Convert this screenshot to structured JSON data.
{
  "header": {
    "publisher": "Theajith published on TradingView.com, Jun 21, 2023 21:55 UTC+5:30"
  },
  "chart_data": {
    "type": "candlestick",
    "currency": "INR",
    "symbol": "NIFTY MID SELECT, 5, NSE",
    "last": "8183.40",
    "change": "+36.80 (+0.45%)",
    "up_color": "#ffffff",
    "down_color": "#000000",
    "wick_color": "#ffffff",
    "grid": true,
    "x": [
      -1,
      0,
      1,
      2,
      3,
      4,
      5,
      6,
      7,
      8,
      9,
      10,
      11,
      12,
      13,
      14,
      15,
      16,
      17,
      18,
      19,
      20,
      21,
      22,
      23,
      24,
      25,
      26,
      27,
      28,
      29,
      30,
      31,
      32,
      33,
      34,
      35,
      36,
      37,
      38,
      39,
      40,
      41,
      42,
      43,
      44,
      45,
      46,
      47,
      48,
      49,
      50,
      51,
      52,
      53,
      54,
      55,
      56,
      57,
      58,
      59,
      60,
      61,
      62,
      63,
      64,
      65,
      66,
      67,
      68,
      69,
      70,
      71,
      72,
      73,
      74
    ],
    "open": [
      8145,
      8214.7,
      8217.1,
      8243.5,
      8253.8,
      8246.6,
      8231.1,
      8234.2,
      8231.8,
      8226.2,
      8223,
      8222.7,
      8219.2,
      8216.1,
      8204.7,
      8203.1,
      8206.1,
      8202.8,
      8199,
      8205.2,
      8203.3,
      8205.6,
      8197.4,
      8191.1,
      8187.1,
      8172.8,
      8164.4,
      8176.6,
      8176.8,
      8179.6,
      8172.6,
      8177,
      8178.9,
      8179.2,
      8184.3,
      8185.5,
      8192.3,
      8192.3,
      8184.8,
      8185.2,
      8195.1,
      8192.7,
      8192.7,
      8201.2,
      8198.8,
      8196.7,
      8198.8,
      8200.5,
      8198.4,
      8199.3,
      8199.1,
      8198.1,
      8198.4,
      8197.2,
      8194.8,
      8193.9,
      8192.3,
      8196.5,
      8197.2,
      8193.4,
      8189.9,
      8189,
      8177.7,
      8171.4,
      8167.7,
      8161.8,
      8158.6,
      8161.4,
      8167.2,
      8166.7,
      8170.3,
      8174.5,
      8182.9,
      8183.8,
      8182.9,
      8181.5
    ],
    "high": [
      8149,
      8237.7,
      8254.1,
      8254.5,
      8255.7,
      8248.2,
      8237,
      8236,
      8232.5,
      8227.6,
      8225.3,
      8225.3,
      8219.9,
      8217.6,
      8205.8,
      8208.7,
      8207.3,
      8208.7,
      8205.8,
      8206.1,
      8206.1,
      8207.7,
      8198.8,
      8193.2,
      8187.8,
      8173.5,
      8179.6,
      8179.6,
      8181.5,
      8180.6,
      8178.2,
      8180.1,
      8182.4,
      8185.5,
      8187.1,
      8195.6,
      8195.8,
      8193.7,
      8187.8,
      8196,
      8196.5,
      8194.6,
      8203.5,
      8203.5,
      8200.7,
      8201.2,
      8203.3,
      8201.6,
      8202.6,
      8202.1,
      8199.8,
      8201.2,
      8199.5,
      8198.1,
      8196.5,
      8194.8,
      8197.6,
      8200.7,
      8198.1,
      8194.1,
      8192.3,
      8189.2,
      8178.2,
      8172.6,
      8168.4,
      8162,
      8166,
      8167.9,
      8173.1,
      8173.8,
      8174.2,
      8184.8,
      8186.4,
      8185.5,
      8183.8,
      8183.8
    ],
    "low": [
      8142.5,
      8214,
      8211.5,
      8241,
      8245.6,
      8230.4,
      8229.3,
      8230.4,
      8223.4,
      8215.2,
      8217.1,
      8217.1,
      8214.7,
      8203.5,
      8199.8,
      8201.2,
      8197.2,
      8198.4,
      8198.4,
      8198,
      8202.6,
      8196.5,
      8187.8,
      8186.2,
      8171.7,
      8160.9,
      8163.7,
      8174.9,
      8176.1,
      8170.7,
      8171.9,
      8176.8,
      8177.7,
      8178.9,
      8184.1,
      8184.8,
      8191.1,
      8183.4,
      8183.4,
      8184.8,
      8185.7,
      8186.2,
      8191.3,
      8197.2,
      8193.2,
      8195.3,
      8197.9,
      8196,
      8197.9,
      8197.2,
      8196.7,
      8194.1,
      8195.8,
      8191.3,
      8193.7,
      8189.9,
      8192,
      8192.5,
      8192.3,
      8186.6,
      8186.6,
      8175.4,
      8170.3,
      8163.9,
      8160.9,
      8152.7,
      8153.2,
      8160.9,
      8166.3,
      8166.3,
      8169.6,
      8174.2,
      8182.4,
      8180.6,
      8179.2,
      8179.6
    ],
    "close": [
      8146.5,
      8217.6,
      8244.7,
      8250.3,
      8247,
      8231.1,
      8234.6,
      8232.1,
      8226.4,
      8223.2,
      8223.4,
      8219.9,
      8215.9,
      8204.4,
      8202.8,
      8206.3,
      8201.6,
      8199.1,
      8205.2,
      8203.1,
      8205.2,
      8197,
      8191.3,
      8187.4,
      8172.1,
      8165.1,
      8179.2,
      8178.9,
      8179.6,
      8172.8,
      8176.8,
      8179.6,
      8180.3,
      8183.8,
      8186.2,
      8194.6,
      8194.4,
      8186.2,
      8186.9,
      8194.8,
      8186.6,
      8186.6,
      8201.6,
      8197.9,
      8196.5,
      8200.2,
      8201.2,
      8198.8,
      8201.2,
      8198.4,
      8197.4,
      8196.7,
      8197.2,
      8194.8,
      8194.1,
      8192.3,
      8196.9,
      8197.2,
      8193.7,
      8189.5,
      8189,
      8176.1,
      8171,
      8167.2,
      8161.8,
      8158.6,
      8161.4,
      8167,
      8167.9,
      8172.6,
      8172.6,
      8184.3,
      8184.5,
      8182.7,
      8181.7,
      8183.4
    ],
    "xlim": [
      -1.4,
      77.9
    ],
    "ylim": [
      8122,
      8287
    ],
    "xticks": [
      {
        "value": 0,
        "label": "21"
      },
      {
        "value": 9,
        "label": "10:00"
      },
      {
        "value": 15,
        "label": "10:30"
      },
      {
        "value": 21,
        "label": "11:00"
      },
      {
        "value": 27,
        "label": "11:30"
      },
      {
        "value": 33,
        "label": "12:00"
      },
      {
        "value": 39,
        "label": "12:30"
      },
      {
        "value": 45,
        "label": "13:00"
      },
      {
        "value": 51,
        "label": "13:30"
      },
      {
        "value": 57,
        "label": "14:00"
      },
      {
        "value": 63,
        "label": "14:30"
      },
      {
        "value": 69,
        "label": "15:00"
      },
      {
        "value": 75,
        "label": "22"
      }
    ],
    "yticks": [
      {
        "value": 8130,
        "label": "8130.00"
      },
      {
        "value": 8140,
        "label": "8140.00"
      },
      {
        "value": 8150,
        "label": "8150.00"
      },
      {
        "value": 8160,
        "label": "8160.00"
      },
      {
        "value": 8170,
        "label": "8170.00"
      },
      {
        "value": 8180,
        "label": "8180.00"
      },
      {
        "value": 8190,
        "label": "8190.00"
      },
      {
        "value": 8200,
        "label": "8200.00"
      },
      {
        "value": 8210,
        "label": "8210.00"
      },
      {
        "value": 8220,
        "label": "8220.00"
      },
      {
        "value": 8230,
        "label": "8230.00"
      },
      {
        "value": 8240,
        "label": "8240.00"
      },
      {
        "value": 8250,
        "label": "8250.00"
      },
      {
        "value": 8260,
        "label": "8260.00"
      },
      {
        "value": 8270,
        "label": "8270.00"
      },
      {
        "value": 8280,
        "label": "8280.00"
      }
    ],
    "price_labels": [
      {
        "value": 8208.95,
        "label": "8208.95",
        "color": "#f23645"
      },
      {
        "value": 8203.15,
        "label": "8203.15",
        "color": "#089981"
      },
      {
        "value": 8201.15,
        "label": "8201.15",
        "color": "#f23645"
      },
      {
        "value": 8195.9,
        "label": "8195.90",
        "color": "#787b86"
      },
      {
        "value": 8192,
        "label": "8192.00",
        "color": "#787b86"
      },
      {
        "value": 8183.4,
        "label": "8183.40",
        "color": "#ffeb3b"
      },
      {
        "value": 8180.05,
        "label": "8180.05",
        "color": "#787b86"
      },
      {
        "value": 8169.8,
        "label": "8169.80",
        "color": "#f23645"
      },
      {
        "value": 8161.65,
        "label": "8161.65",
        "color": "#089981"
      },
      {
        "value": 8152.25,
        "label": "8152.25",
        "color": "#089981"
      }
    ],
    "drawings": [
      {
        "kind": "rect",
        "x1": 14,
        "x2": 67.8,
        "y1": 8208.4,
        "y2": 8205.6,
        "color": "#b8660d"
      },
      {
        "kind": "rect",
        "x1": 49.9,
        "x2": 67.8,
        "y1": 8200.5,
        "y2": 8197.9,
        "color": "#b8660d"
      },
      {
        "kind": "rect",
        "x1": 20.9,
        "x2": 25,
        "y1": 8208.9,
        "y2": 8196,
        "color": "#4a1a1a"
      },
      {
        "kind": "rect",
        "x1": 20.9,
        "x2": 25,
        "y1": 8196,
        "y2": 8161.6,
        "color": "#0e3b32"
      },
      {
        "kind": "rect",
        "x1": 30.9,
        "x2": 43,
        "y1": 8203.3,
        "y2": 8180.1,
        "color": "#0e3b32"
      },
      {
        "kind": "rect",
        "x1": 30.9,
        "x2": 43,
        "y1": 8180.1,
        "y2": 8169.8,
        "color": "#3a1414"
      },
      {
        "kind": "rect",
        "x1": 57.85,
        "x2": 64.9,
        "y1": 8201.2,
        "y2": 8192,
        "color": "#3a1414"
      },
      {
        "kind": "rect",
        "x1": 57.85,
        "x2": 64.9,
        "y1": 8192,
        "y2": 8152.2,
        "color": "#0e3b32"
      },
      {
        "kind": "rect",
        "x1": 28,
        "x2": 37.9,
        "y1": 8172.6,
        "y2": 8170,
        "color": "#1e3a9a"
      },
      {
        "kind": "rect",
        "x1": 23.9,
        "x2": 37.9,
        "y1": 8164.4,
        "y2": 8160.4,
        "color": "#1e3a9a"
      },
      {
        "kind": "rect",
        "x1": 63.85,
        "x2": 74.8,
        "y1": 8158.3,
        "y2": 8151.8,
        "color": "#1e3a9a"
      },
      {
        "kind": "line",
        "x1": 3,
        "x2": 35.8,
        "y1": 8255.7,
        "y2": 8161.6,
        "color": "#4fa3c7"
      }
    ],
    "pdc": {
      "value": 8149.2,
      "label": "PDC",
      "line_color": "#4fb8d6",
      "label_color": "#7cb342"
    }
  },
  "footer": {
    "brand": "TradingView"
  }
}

---+---

◆ PROBLEM TO WORK ON ◆
Say how many lines contain the string "TradingView", giving nothing but the count.

◆ RESPONSE TO THIS EXERCISE ◆
2